Stored data
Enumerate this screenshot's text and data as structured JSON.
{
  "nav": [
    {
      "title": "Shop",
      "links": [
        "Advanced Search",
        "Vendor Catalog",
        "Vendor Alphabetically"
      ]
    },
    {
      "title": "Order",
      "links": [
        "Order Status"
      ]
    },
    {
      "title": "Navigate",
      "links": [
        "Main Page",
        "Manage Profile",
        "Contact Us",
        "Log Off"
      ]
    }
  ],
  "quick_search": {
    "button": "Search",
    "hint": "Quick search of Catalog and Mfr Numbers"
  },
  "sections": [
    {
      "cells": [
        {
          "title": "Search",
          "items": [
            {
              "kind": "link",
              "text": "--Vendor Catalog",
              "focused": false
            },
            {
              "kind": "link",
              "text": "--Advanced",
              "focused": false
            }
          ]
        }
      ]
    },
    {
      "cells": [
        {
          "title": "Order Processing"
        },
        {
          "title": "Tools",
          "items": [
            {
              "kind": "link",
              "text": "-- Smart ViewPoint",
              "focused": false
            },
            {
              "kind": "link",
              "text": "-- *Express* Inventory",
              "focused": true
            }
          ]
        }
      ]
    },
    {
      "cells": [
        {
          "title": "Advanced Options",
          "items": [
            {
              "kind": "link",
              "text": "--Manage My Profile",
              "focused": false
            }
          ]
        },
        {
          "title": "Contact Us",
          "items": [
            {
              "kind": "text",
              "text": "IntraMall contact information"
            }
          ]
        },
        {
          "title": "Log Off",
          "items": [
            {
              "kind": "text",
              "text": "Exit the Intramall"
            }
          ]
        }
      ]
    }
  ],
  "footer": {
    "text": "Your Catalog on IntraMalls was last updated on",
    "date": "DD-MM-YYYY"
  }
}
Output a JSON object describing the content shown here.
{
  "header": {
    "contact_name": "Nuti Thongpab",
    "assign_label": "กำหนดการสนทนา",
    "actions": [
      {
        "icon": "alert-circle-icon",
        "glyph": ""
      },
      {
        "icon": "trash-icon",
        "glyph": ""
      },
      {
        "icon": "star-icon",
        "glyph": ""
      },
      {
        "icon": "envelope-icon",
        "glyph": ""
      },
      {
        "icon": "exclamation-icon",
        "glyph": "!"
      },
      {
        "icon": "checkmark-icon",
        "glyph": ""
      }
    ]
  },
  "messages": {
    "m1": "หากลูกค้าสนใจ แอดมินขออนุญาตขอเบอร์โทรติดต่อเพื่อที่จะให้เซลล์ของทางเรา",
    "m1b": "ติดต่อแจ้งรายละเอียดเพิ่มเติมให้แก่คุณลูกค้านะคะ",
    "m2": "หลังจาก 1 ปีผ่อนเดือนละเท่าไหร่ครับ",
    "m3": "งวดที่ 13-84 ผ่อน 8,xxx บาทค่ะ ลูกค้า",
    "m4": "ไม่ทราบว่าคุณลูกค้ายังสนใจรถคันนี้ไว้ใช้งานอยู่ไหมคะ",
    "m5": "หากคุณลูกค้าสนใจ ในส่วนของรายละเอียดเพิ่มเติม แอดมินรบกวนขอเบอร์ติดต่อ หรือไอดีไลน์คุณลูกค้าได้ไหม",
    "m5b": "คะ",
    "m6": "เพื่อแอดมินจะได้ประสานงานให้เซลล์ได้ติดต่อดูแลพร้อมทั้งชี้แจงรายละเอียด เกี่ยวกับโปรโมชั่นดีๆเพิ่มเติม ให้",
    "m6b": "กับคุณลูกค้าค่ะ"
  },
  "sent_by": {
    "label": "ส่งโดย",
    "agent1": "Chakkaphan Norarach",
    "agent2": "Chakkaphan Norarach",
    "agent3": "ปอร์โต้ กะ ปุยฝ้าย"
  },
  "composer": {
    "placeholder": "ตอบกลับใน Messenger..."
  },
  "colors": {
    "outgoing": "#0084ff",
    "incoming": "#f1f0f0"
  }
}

→ **Description of the task**
Output a single number: how many lines contain the word "ยดเพ".

→ **Written answer**
2